DIRECTIONS →
Will you retype every one of the entries below, reproducing each line character for character?

GIVEN INFORMATION →
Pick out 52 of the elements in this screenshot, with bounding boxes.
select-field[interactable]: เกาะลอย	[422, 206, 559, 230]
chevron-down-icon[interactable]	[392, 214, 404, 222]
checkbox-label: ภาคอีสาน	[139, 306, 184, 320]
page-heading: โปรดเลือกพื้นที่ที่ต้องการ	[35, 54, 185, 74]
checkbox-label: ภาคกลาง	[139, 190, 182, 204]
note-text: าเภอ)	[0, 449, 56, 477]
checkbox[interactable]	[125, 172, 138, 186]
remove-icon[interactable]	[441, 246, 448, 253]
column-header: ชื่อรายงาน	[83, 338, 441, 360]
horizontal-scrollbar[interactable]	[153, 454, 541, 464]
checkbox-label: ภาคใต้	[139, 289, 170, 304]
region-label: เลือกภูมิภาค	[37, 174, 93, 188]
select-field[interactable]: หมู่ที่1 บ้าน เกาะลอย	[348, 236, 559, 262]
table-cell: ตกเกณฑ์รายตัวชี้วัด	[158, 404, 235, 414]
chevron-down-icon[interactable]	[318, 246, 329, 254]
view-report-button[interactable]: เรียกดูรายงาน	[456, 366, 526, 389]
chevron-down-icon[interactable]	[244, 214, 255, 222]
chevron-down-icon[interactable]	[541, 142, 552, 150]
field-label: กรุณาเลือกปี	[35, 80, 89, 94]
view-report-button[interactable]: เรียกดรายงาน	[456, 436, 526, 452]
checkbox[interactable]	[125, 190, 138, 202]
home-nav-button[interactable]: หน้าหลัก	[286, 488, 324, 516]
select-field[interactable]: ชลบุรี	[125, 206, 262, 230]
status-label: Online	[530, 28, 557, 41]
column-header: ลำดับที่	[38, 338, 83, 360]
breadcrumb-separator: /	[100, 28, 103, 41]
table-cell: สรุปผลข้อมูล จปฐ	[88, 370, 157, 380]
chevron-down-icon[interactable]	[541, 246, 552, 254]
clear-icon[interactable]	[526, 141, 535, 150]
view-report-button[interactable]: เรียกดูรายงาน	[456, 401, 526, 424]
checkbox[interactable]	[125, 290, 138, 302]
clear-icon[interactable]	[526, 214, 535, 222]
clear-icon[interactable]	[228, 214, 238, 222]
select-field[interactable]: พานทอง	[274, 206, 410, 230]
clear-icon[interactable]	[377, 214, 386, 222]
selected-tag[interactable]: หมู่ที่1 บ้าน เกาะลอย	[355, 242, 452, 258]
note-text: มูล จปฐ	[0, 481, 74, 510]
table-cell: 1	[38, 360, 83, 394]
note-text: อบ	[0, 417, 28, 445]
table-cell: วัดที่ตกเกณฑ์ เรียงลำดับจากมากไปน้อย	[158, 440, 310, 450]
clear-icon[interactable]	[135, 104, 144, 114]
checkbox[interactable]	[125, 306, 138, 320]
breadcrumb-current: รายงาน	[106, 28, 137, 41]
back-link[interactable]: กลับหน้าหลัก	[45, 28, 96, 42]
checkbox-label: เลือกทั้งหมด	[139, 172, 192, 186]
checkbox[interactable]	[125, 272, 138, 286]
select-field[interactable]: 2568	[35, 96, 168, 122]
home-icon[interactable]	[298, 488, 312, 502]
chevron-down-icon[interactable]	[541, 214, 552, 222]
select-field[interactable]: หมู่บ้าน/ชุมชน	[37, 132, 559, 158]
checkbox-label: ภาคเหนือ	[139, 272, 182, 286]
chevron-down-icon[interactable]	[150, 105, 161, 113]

WORKED ANSWER →
Pick out 52 of the elements in this screenshot, with bounding boxes.
select-field[interactable]: เกาะลอย	[422, 206, 559, 230]
chevron-down-icon[interactable]	[392, 214, 404, 222]
checkbox-label: ภาคอีสาน	[139, 306, 184, 320]
page-heading: โปรดเลือกพื้นที่ที่ต้องการ	[35, 54, 185, 74]
checkbox-label: ภาคกลาง	[139, 190, 182, 204]
note-text: าเภอ)	[0, 449, 56, 477]
checkbox[interactable]	[125, 172, 138, 186]
remove-icon[interactable]	[441, 246, 448, 253]
column-header: ชื่อรายงาน	[83, 338, 441, 360]
horizontal-scrollbar[interactable]	[153, 454, 541, 464]
checkbox-label: ภาคใต้	[139, 289, 170, 304]
region-label: เลือกภูมิภาค	[37, 174, 93, 188]
select-field[interactable]: หมู่ที่1 บ้าน เกาะลอย	[348, 236, 559, 262]
table-cell: ตกเกณฑ์รายตัวชี้วัด	[158, 404, 235, 414]
chevron-down-icon[interactable]	[318, 246, 329, 254]
view-report-button[interactable]: เรียกดูรายงาน	[456, 366, 526, 389]
chevron-down-icon[interactable]	[244, 214, 255, 222]
chevron-down-icon[interactable]	[541, 142, 552, 150]
field-label: กรุณาเลือกปี	[35, 80, 89, 94]
view-report-button[interactable]: เรียกดรายงาน	[456, 436, 526, 452]
checkbox[interactable]	[125, 190, 138, 202]
home-nav-button[interactable]: หน้าหลัก	[286, 488, 324, 516]
select-field[interactable]: ชลบุรี	[125, 206, 262, 230]
status-label: Online	[530, 28, 557, 41]
column-header: ลำดับที่	[38, 338, 83, 360]
breadcrumb-separator: /	[100, 28, 103, 41]
table-cell: สรุปผลข้อมูล จปฐ	[88, 370, 157, 380]
chevron-down-icon[interactable]	[541, 246, 552, 254]
clear-icon[interactable]	[526, 141, 535, 150]
view-report-button[interactable]: เรียกดูรายงาน	[456, 401, 526, 424]
checkbox[interactable]	[125, 290, 138, 302]
clear-icon[interactable]	[526, 214, 535, 222]
clear-icon[interactable]	[228, 214, 238, 222]
select-field[interactable]: พานทอง	[274, 206, 410, 230]
clear-icon[interactable]	[377, 214, 386, 222]
selected-tag[interactable]: หมู่ที่1 บ้าน เกาะลอย	[355, 242, 452, 258]
note-text: มูล จปฐ	[0, 481, 74, 510]
table-cell: 1	[38, 360, 83, 394]
note-text: อบ	[0, 417, 28, 445]
table-cell: วัดที่ตกเกณฑ์ เรียงลำดับจากมากไปน้อย	[158, 440, 310, 450]
clear-icon[interactable]	[135, 104, 144, 114]
checkbox[interactable]	[125, 306, 138, 320]
breadcrumb-current: รายงาน	[106, 28, 137, 41]
back-link[interactable]: กลับหน้าหลัก	[45, 28, 96, 42]
checkbox-label: เลือกทั้งหมด	[139, 172, 192, 186]
checkbox[interactable]	[125, 272, 138, 286]
select-field[interactable]: 2568	[35, 96, 168, 122]
home-icon[interactable]	[298, 488, 312, 502]
chevron-down-icon[interactable]	[541, 214, 552, 222]
select-field[interactable]: หมู่บ้าน/ชุมชน	[37, 132, 559, 158]
checkbox-label: ภาคเหนือ	[139, 272, 182, 286]
chevron-down-icon[interactable]	[150, 105, 161, 113]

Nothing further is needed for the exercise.